The listing below should be written out exactly; please include all of it.

-- Start of Records for this exercise --

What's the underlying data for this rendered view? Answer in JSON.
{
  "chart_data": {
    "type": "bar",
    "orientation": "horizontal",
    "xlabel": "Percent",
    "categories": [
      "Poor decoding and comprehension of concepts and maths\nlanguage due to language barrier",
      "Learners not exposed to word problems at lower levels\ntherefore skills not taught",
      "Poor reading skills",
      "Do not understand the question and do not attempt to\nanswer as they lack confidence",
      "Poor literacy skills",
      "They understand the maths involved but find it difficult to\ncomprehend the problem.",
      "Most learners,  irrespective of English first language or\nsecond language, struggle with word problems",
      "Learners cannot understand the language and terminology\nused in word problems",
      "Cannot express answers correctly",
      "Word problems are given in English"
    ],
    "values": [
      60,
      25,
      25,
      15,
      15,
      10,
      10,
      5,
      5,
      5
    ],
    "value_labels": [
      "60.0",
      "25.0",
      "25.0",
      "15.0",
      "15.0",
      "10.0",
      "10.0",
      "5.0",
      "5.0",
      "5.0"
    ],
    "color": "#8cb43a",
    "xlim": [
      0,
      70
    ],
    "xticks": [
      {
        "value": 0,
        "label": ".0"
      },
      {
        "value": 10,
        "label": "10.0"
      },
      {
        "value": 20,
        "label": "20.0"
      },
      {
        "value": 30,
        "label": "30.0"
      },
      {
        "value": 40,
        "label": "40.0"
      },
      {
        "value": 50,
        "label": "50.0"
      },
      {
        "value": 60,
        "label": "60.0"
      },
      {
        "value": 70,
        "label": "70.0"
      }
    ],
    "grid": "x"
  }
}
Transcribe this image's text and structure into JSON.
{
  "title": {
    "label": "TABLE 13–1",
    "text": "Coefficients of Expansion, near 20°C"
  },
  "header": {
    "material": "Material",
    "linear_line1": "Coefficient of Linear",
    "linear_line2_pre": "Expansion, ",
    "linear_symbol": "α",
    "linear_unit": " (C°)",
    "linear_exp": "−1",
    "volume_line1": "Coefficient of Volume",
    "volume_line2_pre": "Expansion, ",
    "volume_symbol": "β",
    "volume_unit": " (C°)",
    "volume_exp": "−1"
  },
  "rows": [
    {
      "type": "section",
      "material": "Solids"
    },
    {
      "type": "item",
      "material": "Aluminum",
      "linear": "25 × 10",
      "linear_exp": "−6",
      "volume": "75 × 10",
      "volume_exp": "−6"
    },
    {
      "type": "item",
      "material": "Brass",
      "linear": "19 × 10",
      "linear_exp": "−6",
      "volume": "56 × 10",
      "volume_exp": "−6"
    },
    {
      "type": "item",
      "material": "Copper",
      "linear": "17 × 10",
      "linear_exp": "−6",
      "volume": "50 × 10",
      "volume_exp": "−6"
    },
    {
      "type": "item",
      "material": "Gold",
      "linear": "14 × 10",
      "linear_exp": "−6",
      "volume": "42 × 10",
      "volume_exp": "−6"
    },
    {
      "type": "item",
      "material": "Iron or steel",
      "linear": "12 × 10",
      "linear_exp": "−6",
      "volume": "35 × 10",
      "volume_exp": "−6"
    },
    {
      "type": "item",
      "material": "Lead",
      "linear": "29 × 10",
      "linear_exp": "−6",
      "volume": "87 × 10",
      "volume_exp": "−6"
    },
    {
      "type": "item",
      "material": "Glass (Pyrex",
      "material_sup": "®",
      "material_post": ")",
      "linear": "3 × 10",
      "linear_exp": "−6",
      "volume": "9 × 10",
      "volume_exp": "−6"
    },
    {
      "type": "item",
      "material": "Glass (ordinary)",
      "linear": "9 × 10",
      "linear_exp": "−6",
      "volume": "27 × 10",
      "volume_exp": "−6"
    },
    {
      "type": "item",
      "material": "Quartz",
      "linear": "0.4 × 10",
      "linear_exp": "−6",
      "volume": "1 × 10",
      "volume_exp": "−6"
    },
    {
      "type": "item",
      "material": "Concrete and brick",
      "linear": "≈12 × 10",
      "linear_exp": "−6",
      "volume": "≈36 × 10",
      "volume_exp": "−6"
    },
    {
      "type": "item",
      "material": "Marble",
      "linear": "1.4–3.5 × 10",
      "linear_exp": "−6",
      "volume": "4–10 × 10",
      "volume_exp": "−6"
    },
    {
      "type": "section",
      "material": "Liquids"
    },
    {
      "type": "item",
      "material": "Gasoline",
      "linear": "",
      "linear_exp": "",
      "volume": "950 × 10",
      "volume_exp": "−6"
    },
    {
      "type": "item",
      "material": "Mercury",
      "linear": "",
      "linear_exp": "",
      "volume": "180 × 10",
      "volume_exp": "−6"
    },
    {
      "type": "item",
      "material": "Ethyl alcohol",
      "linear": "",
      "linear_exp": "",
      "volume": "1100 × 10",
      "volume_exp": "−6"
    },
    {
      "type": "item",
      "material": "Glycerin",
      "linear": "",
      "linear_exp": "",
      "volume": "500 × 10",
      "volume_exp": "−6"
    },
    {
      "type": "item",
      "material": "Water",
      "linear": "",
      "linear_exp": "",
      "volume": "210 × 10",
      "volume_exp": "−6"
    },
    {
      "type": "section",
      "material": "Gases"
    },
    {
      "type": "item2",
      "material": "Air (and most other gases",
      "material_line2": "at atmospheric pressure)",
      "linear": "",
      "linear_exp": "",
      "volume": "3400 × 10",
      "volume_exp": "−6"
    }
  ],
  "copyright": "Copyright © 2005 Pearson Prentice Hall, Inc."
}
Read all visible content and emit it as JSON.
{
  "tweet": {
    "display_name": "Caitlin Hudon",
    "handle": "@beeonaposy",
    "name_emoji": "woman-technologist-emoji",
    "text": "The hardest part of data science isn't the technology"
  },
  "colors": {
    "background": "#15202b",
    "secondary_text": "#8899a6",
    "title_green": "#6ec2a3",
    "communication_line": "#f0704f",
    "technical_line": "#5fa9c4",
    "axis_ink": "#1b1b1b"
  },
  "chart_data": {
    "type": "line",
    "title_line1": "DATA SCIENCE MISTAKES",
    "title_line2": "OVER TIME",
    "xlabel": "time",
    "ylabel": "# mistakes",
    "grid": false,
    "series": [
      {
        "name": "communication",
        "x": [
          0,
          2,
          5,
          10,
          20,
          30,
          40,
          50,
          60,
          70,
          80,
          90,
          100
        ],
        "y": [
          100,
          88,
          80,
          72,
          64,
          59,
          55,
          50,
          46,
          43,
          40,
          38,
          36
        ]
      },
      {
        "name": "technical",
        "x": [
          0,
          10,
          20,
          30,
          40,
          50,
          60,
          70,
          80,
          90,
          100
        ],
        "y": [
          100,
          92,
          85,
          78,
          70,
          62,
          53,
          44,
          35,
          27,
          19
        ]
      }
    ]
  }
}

-- End of Records for this exercise --

* _Output_
What's the underlying data for this rendered view? Answer in JSON.
{
  "chart_data": {
    "type": "bar",
    "orientation": "horizontal",
    "xlabel": "Percent",
    "categories": [
      "Poor decoding and comprehension of concepts and maths\nlanguage due to language barrier",
      "Learners not exposed to word problems at lower levels\ntherefore skills not taught",
      "Poor reading skills",
      "Do not understand the question and do not attempt to\nanswer as they lack confidence",
      "Poor literacy skills",
      "They understand the maths involved but find it difficult to\ncomprehend the problem.",
      "Most learners,  irrespective of English first language or\nsecond language, struggle with word problems",
      "Learners cannot understand the language and terminology\nused in word problems",
      "Cannot express answers correctly",
      "Word problems are given in English"
    ],
    "values": [
      60,
      25,
      25,
      15,
      15,
      10,
      10,
      5,
      5,
      5
    ],
    "value_labels": [
      "60.0",
      "25.0",
      "25.0",
      "15.0",
      "15.0",
      "10.0",
      "10.0",
      "5.0",
      "5.0",
      "5.0"
    ],
    "color": "#8cb43a",
    "xlim": [
      0,
      70
    ],
    "xticks": [
      {
        "value": 0,
        "label": ".0"
      },
      {
        "value": 10,
        "label": "10.0"
      },
      {
        "value": 20,
        "label": "20.0"
      },
      {
        "value": 30,
        "label": "30.0"
      },
      {
        "value": 40,
        "label": "40.0"
      },
      {
        "value": 50,
        "label": "50.0"
      },
      {
        "value": 60,
        "label": "60.0"
      },
      {
        "value": 70,
        "label": "70.0"
      }
    ],
    "grid": "x"
  }
}
Transcribe this image's text and structure into JSON.
{
  "title": {
    "label": "TABLE 13–1",
    "text": "Coefficients of Expansion, near 20°C"
  },
  "header": {
    "material": "Material",
    "linear_line1": "Coefficient of Linear",
    "linear_line2_pre": "Expansion, ",
    "linear_symbol": "α",
    "linear_unit": " (C°)",
    "linear_exp": "−1",
    "volume_line1": "Coefficient of Volume",
    "volume_line2_pre": "Expansion, ",
    "volume_symbol": "β",
    "volume_unit": " (C°)",
    "volume_exp": "−1"
  },
  "rows": [
    {
      "type": "section",
      "material": "Solids"
    },
    {
      "type": "item",
      "material": "Aluminum",
      "linear": "25 × 10",
      "linear_exp": "−6",
      "volume": "75 × 10",
      "volume_exp": "−6"
    },
    {
      "type": "item",
      "material": "Brass",
      "linear": "19 × 10",
      "linear_exp": "−6",
      "volume": "56 × 10",
      "volume_exp": "−6"
    },
    {
      "type": "item",
      "material": "Copper",
      "linear": "17 × 10",
      "linear_exp": "−6",
      "volume": "50 × 10",
      "volume_exp": "−6"
    },
    {
      "type": "item",
      "material": "Gold",
      "linear": "14 × 10",
      "linear_exp": "−6",
      "volume": "42 × 10",
      "volume_exp": "−6"
    },
    {
      "type": "item",
      "material": "Iron or steel",
      "linear": "12 × 10",
      "linear_exp": "−6",
      "volume": "35 × 10",
      "volume_exp": "−6"
    },
    {
      "type": "item",
      "material": "Lead",
      "linear": "29 × 10",
      "linear_exp": "−6",
      "volume": "87 × 10",
      "volume_exp": "−6"
    },
    {
      "type": "item",
      "material": "Glass (Pyrex",
      "material_sup": "®",
      "material_post": ")",
      "linear": "3 × 10",
      "linear_exp": "−6",
      "volume": "9 × 10",
      "volume_exp": "−6"
    },
    {
      "type": "item",
      "material": "Glass (ordinary)",
      "linear": "9 × 10",
      "linear_exp": "−6",
      "volume": "27 × 10",
      "volume_exp": "−6"
    },
    {
      "type": "item",
      "material": "Quartz",
      "linear": "0.4 × 10",
      "linear_exp": "−6",
      "volume": "1 × 10",
      "volume_exp": "−6"
    },
    {
      "type": "item",
      "material": "Concrete and brick",
      "linear": "≈12 × 10",
      "linear_exp": "−6",
      "volume": "≈36 × 10",
      "volume_exp": "−6"
    },
    {
      "type": "item",
      "material": "Marble",
      "linear": "1.4–3.5 × 10",
      "linear_exp": "−6",
      "volume": "4–10 × 10",
      "volume_exp": "−6"
    },
    {
      "type": "section",
      "material": "Liquids"
    },
    {
      "type": "item",
      "material": "Gasoline",
      "linear": "",
      "linear_exp": "",
      "volume": "950 × 10",
      "volume_exp": "−6"
    },
    {
      "type": "item",
      "material": "Mercury",
      "linear": "",
      "linear_exp": "",
      "volume": "180 × 10",
      "volume_exp": "−6"
    },
    {
      "type": "item",
      "material": "Ethyl alcohol",
      "linear": "",
      "linear_exp": "",
      "volume": "1100 × 10",
      "volume_exp": "−6"
    },
    {
      "type": "item",
      "material": "Glycerin",
      "linear": "",
      "linear_exp": "",
      "volume": "500 × 10",
      "volume_exp": "−6"
    },
    {
      "type": "item",
      "material": "Water",
      "linear": "",
      "linear_exp": "",
      "volume": "210 × 10",
      "volume_exp": "−6"
    },
    {
      "type": "section",
      "material": "Gases"
    },
    {
      "type": "item2",
      "material": "Air (and most other gases",
      "material_line2": "at atmospheric pressure)",
      "linear": "",
      "linear_exp": "",
      "volume": "3400 × 10",
      "volume_exp": "−6"
    }
  ],
  "copyright": "Copyright © 2005 Pearson Prentice Hall, Inc."
}
Read all visible content and emit it as JSON.
{
  "tweet": {
    "display_name": "Caitlin Hudon",
    "handle": "@beeonaposy",
    "name_emoji": "woman-technologist-emoji",
    "text": "The hardest part of data science isn't the technology"
  },
  "colors": {
    "background": "#15202b",
    "secondary_text": "#8899a6",
    "title_green": "#6ec2a3",
    "communication_line": "#f0704f",
    "technical_line": "#5fa9c4",
    "axis_ink": "#1b1b1b"
  },
  "chart_data": {
    "type": "line",
    "title_line1": "DATA SCIENCE MISTAKES",
    "title_line2": "OVER TIME",
    "xlabel": "time",
    "ylabel": "# mistakes",
    "grid": false,
    "series": [
      {
        "name": "communication",
        "x": [
          0,
          2,
          5,
          10,
          20,
          30,
          40,
          50,
          60,
          70,
          80,
          90,
          100
        ],
        "y": [
          100,
          88,
          80,
          72,
          64,
          59,
          55,
          50,
          46,
          43,
          40,
          38,
          36
        ]
      },
      {
        "name": "technical",
        "x": [
          0,
          10,
          20,
          30,
          40,
          50,
          60,
          70,
          80,
          90,
          100
        ],
        "y": [
          100,
          92,
          85,
          78,
          70,
          62,
          53,
          44,
          35,
          27,
          19
        ]
      }
    ]
  }
}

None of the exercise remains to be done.